▸ The exercise: Reproduce the full listing below unchanged, apart from the pictures.

::::::

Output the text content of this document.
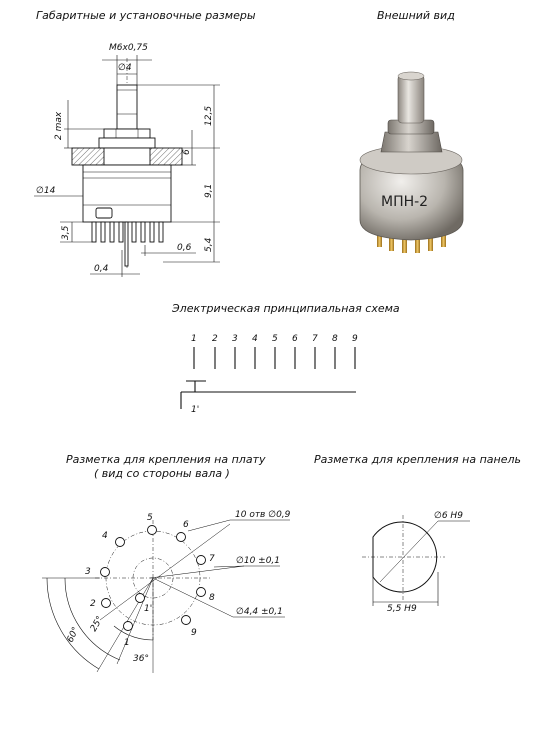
Габаритные и установочные размеры	Внешний вид
Электрическая принципиальная схема
Разметка для крепления на плату
( вид со стороны вала )
Разметка для крепления на панель
М6х0,75
∅4
12,5
9,1
5,4
6
2 max
∅14
3,5
0,4
0,6
МПН-2
1 2 3 4 5 6 7 8 9
1'
1
2
3
4
5
6
7
8
9
1'
10 отв ∅0,9
∅10 ±0,1
∅4,4 ±0,1
60°
25°
36°
∅6 H9
5,5 H9
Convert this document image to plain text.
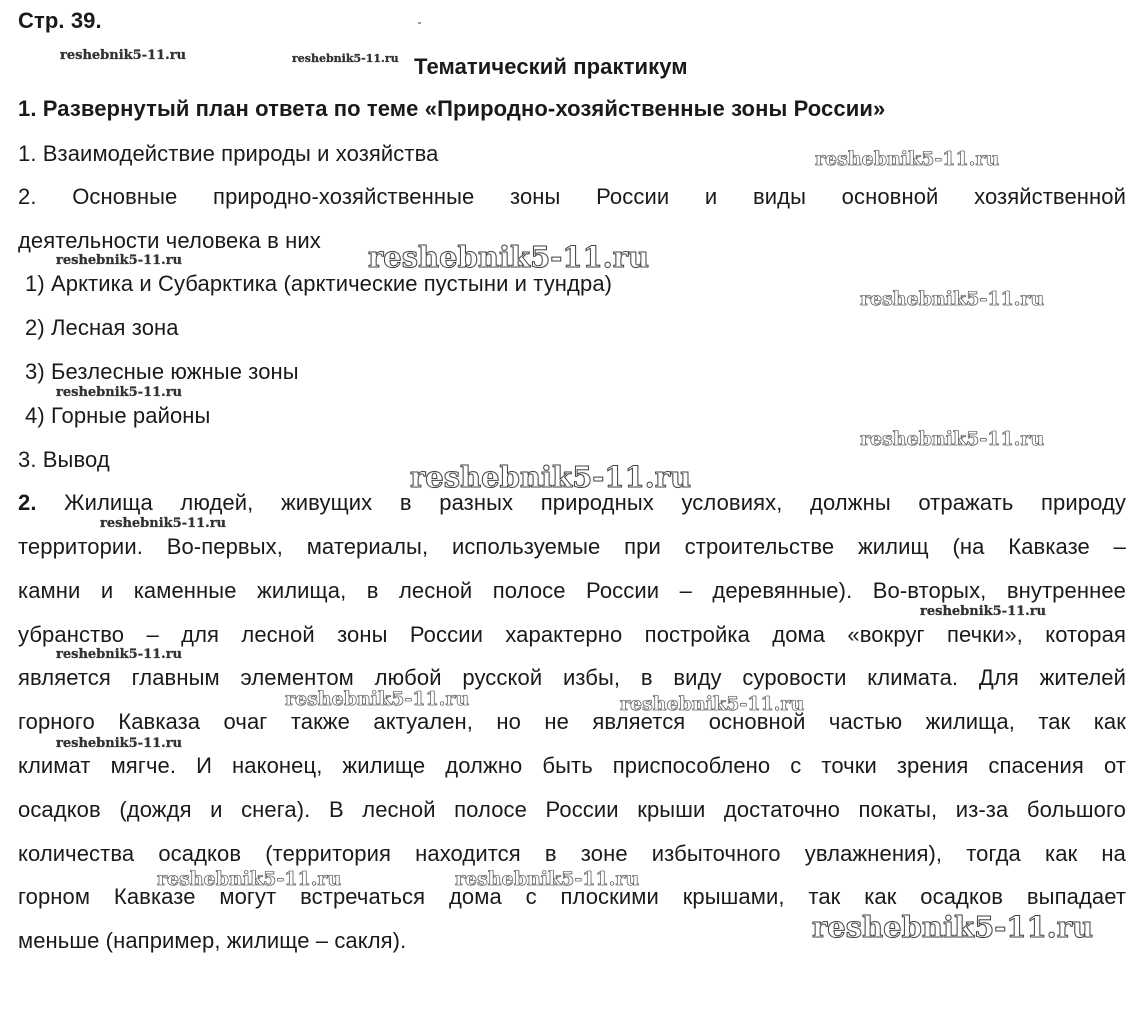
Стр. 39.
Тематический практикум
1. Развернутый план ответа по теме «Природно-хозяйственные зоны России»
1. Взаимодействие природы и хозяйства
2. Основные природно-хозяйственные зоны России и виды основной хозяйственной
деятельности человека в них
1) Арктика и Субарктика (арктические пустыни и тундра)
2) Лесная зона
3) Безлесные южные зоны
4) Горные районы
3. Вывод
2. Жилища людей, живущих в разных природных условиях, должны отражать природу
территории. Во-первых, материалы, используемые при строительстве жилищ (на Кавказе –
камни и каменные жилища, в лесной полосе России – деревянные). Во-вторых, внутреннее
убранство – для лесной зоны России характерно постройка дома «вокруг печки», которая
является главным элементом любой русской избы, в виду суровости климата. Для жителей
горного Кавказа очаг также актуален, но не является основной частью жилища, так как
климат мягче. И наконец, жилище должно быть приспособлено с точки зрения спасения от
осадков (дождя и снега). В лесной полосе России крыши достаточно покаты, из-за большого
количества осадков (территория находится в зоне избыточного увлажнения), тогда как на
горном Кавказе могут встречаться дома с плоскими крышами, так как осадков выпадает
меньше (например, жилище – сакля).
reshebnik5-11.ru	reshebnik5-11.ru
reshebnik5-11.ru
reshebnik5-11.ru	reshebnik5-11.ru
reshebnik5-11.ru
reshebnik5-11.ru
reshebnik5-11.ru
reshebnik5-11.ru
reshebnik5-11.ru
reshebnik5-11.ru
reshebnik5-11.ru
reshebnik5-11.ru	reshebnik5-11.ru
reshebnik5-11.ru
reshebnik5-11.ru	reshebnik5-11.ru
reshebnik5-11.ru
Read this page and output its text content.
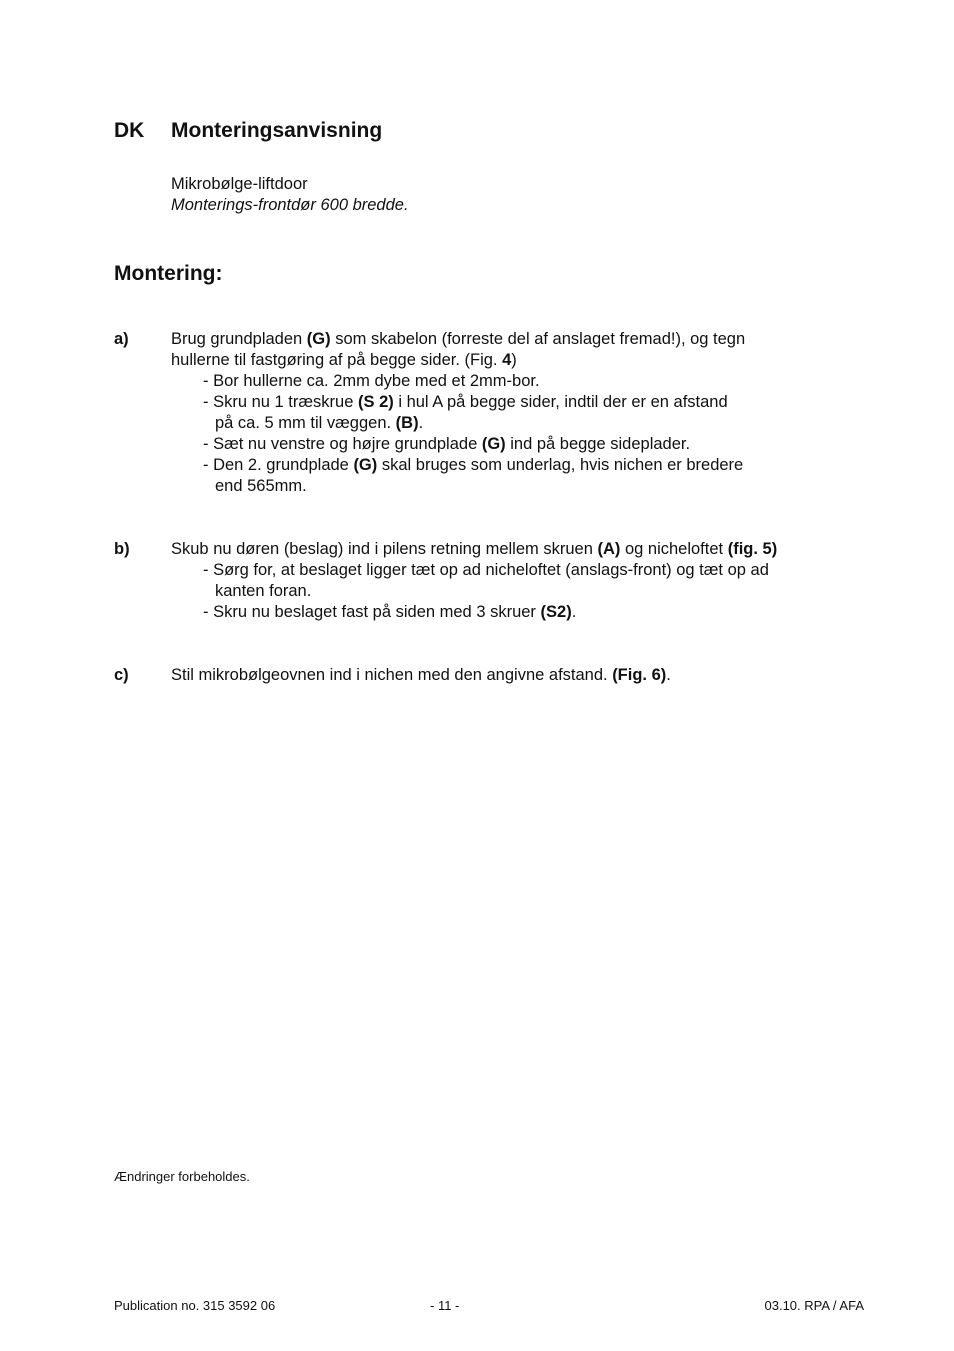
DK Monteringsanvisning
Mikrobølge-liftdoor
Monterings-frontdør 600 bredde.
Montering:
a)	Brug grundpladen (G) som skabelon (forreste del af anslaget fremad!), og tegn
hullerne til fastgøring af på begge sider. (Fig. 4)
- Bor hullerne ca. 2mm dybe med et 2mm-bor.
- Skru nu 1 træskrue (S 2) i hul A på begge sider, indtil der er en afstand
på ca. 5 mm til væggen. (B).
- Sæt nu venstre og højre grundplade (G) ind på begge sideplader.
- Den 2. grundplade (G) skal bruges som underlag, hvis nichen er bredere
end 565mm.
b)	Skub nu døren (beslag) ind i pilens retning mellem skruen (A) og nicheloftet (fig. 5)
- Sørg for, at beslaget ligger tæt op ad nicheloftet (anslags-front) og tæt op ad
kanten foran.
- Skru nu beslaget fast på siden med 3 skruer (S2).
c)	Stil mikrobølgeovnen ind i nichen med den angivne afstand. (Fig. 6).
Ændringer forbeholdes.
Publication no. 315 3592 06	- 11 -	03.10. RPA / AFA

::::::

▸ Exercise answer:
Output the text content of this document.
Габаритные и установочные размеры	Внешний вид
Электрическая принципиальная схема
Разметка для крепления на плату
( вид со стороны вала )
Разметка для крепления на панель
М6х0,75
∅4
12,5
9,1
5,4
6
2 max
∅14
3,5
0,4
0,6
МПН-2
1 2 3 4 5 6 7 8 9
1'
1
2
3
4
5
6
7
8
9
1'
10 отв ∅0,9
∅10 ±0,1
∅4,4 ±0,1
60°
25°
36°
∅6 H9
5,5 H9
Convert this document image to plain text.
Стр. 39.
Тематический практикум
1. Развернутый план ответа по теме «Природно-хозяйственные зоны России»
1. Взаимодействие природы и хозяйства
2. Основные природно-хозяйственные зоны России и виды основной хозяйственной
деятельности человека в них
1) Арктика и Субарктика (арктические пустыни и тундра)
2) Лесная зона
3) Безлесные южные зоны
4) Горные районы
3. Вывод
2. Жилища людей, живущих в разных природных условиях, должны отражать природу
территории. Во-первых, материалы, используемые при строительстве жилищ (на Кавказе –
камни и каменные жилища, в лесной полосе России – деревянные). Во-вторых, внутреннее
убранство – для лесной зоны России характерно постройка дома «вокруг печки», которая
является главным элементом любой русской избы, в виду суровости климата. Для жителей
горного Кавказа очаг также актуален, но не является основной частью жилища, так как
климат мягче. И наконец, жилище должно быть приспособлено с точки зрения спасения от
осадков (дождя и снега). В лесной полосе России крыши достаточно покаты, из-за большого
количества осадков (территория находится в зоне избыточного увлажнения), тогда как на
горном Кавказе могут встречаться дома с плоскими крышами, так как осадков выпадает
меньше (например, жилище – сакля).
reshebnik5-11.ru	reshebnik5-11.ru
reshebnik5-11.ru
reshebnik5-11.ru	reshebnik5-11.ru
reshebnik5-11.ru
reshebnik5-11.ru
reshebnik5-11.ru
reshebnik5-11.ru
reshebnik5-11.ru
reshebnik5-11.ru
reshebnik5-11.ru
reshebnik5-11.ru	reshebnik5-11.ru
reshebnik5-11.ru
reshebnik5-11.ru	reshebnik5-11.ru
reshebnik5-11.ru
Read this page and output its text content.
DK Monteringsanvisning
Mikrobølge-liftdoor
Monterings-frontdør 600 bredde.
Montering:
a)	Brug grundpladen (G) som skabelon (forreste del af anslaget fremad!), og tegn
hullerne til fastgøring af på begge sider. (Fig. 4)
- Bor hullerne ca. 2mm dybe med et 2mm-bor.
- Skru nu 1 træskrue (S 2) i hul A på begge sider, indtil der er en afstand
på ca. 5 mm til væggen. (B).
- Sæt nu venstre og højre grundplade (G) ind på begge sideplader.
- Den 2. grundplade (G) skal bruges som underlag, hvis nichen er bredere
end 565mm.
b)	Skub nu døren (beslag) ind i pilens retning mellem skruen (A) og nicheloftet (fig. 5)
- Sørg for, at beslaget ligger tæt op ad nicheloftet (anslags-front) og tæt op ad
kanten foran.
- Skru nu beslaget fast på siden med 3 skruer (S2).
c)	Stil mikrobølgeovnen ind i nichen med den angivne afstand. (Fig. 6).
Ændringer forbeholdes.
Publication no. 315 3592 06	- 11 -	03.10. RPA / AFA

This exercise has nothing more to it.